→ PROBLEM TO SOLVE: Check every line below for the word "doživlja" and copy the ones that have it.

→ EXCERPTED DATA:
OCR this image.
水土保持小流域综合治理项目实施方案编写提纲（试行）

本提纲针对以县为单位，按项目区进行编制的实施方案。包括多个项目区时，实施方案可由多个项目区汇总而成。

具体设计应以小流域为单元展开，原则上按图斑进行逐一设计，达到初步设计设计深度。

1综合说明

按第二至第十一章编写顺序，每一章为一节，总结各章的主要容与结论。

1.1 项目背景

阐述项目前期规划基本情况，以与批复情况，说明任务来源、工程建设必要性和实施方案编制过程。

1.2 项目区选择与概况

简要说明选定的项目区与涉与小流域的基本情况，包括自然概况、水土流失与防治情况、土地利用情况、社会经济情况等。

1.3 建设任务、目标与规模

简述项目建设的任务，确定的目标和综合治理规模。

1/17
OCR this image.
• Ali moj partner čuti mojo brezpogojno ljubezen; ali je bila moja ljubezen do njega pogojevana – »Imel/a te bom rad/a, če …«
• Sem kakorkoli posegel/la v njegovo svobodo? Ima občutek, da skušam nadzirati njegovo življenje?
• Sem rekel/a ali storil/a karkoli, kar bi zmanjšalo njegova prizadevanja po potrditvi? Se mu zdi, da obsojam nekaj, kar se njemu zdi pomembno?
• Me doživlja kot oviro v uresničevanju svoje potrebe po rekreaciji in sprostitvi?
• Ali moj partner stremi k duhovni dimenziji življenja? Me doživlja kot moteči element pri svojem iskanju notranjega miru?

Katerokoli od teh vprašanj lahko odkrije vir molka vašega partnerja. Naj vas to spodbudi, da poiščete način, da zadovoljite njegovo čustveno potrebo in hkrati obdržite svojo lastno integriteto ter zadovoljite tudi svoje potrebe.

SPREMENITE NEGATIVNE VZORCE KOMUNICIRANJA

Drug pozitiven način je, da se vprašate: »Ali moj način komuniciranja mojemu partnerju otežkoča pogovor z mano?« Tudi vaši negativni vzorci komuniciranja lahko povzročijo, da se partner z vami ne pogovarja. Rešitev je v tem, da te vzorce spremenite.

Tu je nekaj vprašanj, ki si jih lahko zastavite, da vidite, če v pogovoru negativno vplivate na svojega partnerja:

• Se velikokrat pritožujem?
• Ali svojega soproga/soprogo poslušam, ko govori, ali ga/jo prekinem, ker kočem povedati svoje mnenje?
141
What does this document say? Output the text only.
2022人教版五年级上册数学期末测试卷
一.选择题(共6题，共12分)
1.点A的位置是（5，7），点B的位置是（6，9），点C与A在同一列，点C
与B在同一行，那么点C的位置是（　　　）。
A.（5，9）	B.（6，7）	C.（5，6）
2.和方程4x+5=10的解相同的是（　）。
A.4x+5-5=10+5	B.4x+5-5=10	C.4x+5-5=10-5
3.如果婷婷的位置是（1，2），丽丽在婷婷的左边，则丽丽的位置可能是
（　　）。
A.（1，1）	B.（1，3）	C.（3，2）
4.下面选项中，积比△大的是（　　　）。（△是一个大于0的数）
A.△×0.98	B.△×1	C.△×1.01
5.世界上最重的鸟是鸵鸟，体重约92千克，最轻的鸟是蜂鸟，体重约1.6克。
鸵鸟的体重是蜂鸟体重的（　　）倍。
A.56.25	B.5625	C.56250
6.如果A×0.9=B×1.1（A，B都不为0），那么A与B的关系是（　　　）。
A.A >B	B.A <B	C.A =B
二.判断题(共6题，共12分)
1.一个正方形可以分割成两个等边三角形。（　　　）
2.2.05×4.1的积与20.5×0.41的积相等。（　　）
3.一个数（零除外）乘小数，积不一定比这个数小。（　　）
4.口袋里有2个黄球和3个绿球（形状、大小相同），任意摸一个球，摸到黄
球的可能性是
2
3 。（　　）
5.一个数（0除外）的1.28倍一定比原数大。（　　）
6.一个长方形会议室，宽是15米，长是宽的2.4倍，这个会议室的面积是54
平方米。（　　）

→ SOLUTION BELOW:
• Me doživlja kot oviro v uresničevanju svoje potrebe po rekreaciji in sprostitvi?
• Ali moj partner stremi k duhovni dimenziji življenja? Me doživlja kot moteči element pri svojem iskanju notranjega miru?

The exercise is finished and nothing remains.